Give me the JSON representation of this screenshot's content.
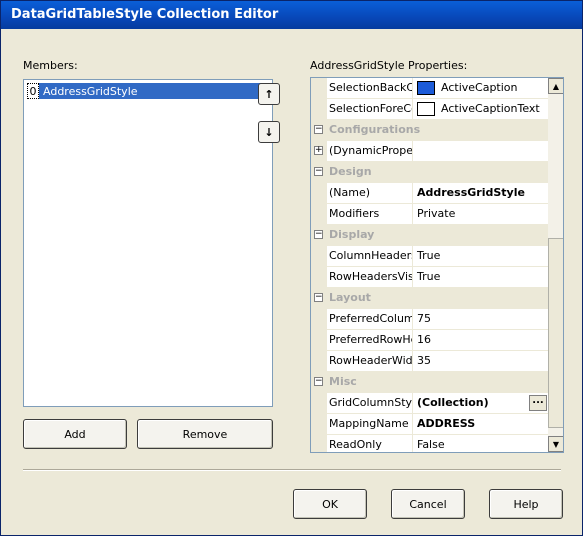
{
  "window": {
    "title": "DataGridTableStyle Collection Editor"
  },
  "members": {
    "label": "Members:",
    "items": [
      {
        "index": "0",
        "name": "AddressGridStyle"
      }
    ],
    "up_icon": "↑",
    "down_icon": "↓",
    "add_label": "Add",
    "remove_label": "Remove"
  },
  "properties": {
    "label": "AddressGridStyle Properties:",
    "rows": [
      {
        "type": "prop",
        "name": "SelectionBackColor",
        "value": "ActiveCaption",
        "swatch": "#1c5bd8"
      },
      {
        "type": "prop",
        "name": "SelectionForeColor",
        "value": "ActiveCaptionText",
        "swatch": "#ffffff"
      },
      {
        "type": "cat",
        "name": "Configurations"
      },
      {
        "type": "expand",
        "name": "(DynamicProperties)",
        "value": ""
      },
      {
        "type": "cat",
        "name": "Design"
      },
      {
        "type": "prop",
        "name": "(Name)",
        "value": "AddressGridStyle",
        "bold": true
      },
      {
        "type": "prop",
        "name": "Modifiers",
        "value": "Private"
      },
      {
        "type": "cat",
        "name": "Display"
      },
      {
        "type": "prop",
        "name": "ColumnHeadersVisible",
        "value": "True"
      },
      {
        "type": "prop",
        "name": "RowHeadersVisible",
        "value": "True"
      },
      {
        "type": "cat",
        "name": "Layout"
      },
      {
        "type": "prop",
        "name": "PreferredColumnWidth",
        "value": "75"
      },
      {
        "type": "prop",
        "name": "PreferredRowHeight",
        "value": "16"
      },
      {
        "type": "prop",
        "name": "RowHeaderWidth",
        "value": "35"
      },
      {
        "type": "cat",
        "name": "Misc"
      },
      {
        "type": "prop",
        "name": "GridColumnStyles",
        "value": "(Collection)",
        "bold": true,
        "ellipsis": true
      },
      {
        "type": "prop",
        "name": "MappingName",
        "value": "ADDRESS",
        "bold": true
      },
      {
        "type": "prop",
        "name": "ReadOnly",
        "value": "False"
      }
    ]
  },
  "footer": {
    "ok_label": "OK",
    "cancel_label": "Cancel",
    "help_label": "Help"
  }
}
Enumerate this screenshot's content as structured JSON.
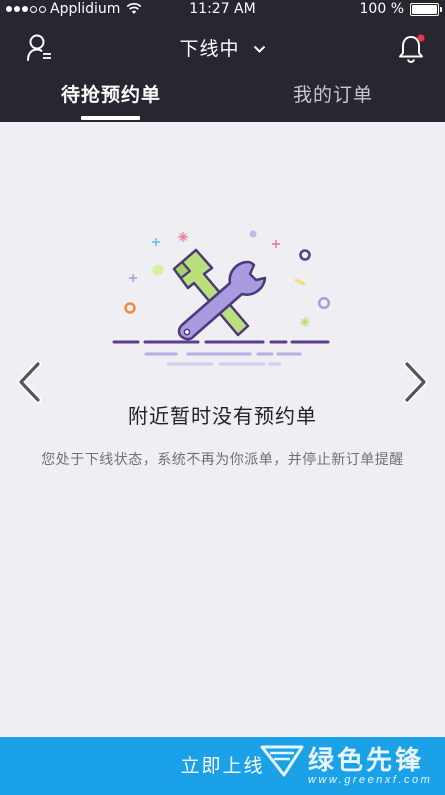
{
  "status_bar": {
    "carrier": "Applidium",
    "time": "11:27 AM",
    "battery": "100 %"
  },
  "header": {
    "status_toggle": "下线中",
    "user_icon": "user-list-icon",
    "bell_icon": "bell-icon",
    "bell_badge_color": "#e8364a"
  },
  "tabs": [
    {
      "label": "待抢预约单",
      "active": true
    },
    {
      "label": "我的订单",
      "active": false
    }
  ],
  "empty_state": {
    "illustration": "hammer-wrench-icon",
    "title": "附近暂时没有预约单",
    "description": "您处于下线状态，系统不再为你派单，并停止新订单提醒"
  },
  "footer": {
    "go_online_label": "立即上线"
  },
  "watermark": {
    "name": "绿色先锋",
    "url": "www.greenxf.com"
  },
  "colors": {
    "header_bg": "#272731",
    "body_bg": "#efeef2",
    "primary_button": "#1aa1e8",
    "illustration_purple": "#a99be0",
    "illustration_green": "#b9e07a",
    "outline": "#4a3a7a"
  }
}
+ + + + +
**What you need to do:** Restate each entry word for word, leaving out any pictures.

**Result of this exercise:**
Give me the JSON representation of this screenshot's content.
{
  "window": {
    "title": "DataGridTableStyle Collection Editor"
  },
  "members": {
    "label": "Members:",
    "items": [
      {
        "index": "0",
        "name": "AddressGridStyle"
      }
    ],
    "up_icon": "↑",
    "down_icon": "↓",
    "add_label": "Add",
    "remove_label": "Remove"
  },
  "properties": {
    "label": "AddressGridStyle Properties:",
    "rows": [
      {
        "type": "prop",
        "name": "SelectionBackColor",
        "value": "ActiveCaption",
        "swatch": "#1c5bd8"
      },
      {
        "type": "prop",
        "name": "SelectionForeColor",
        "value": "ActiveCaptionText",
        "swatch": "#ffffff"
      },
      {
        "type": "cat",
        "name": "Configurations"
      },
      {
        "type": "expand",
        "name": "(DynamicProperties)",
        "value": ""
      },
      {
        "type": "cat",
        "name": "Design"
      },
      {
        "type": "prop",
        "name": "(Name)",
        "value": "AddressGridStyle",
        "bold": true
      },
      {
        "type": "prop",
        "name": "Modifiers",
        "value": "Private"
      },
      {
        "type": "cat",
        "name": "Display"
      },
      {
        "type": "prop",
        "name": "ColumnHeadersVisible",
        "value": "True"
      },
      {
        "type": "prop",
        "name": "RowHeadersVisible",
        "value": "True"
      },
      {
        "type": "cat",
        "name": "Layout"
      },
      {
        "type": "prop",
        "name": "PreferredColumnWidth",
        "value": "75"
      },
      {
        "type": "prop",
        "name": "PreferredRowHeight",
        "value": "16"
      },
      {
        "type": "prop",
        "name": "RowHeaderWidth",
        "value": "35"
      },
      {
        "type": "cat",
        "name": "Misc"
      },
      {
        "type": "prop",
        "name": "GridColumnStyles",
        "value": "(Collection)",
        "bold": true,
        "ellipsis": true
      },
      {
        "type": "prop",
        "name": "MappingName",
        "value": "ADDRESS",
        "bold": true
      },
      {
        "type": "prop",
        "name": "ReadOnly",
        "value": "False"
      }
    ]
  },
  "footer": {
    "ok_label": "OK",
    "cancel_label": "Cancel",
    "help_label": "Help"
  }
}
Enumerate this screenshot's content as structured JSON.
{
  "status_bar": {
    "carrier": "Applidium",
    "time": "11:27 AM",
    "battery": "100 %"
  },
  "header": {
    "status_toggle": "下线中",
    "user_icon": "user-list-icon",
    "bell_icon": "bell-icon",
    "bell_badge_color": "#e8364a"
  },
  "tabs": [
    {
      "label": "待抢预约单",
      "active": true
    },
    {
      "label": "我的订单",
      "active": false
    }
  ],
  "empty_state": {
    "illustration": "hammer-wrench-icon",
    "title": "附近暂时没有预约单",
    "description": "您处于下线状态，系统不再为你派单，并停止新订单提醒"
  },
  "footer": {
    "go_online_label": "立即上线"
  },
  "watermark": {
    "name": "绿色先锋",
    "url": "www.greenxf.com"
  },
  "colors": {
    "header_bg": "#272731",
    "body_bg": "#efeef2",
    "primary_button": "#1aa1e8",
    "illustration_purple": "#a99be0",
    "illustration_green": "#b9e07a",
    "outline": "#4a3a7a"
  }
}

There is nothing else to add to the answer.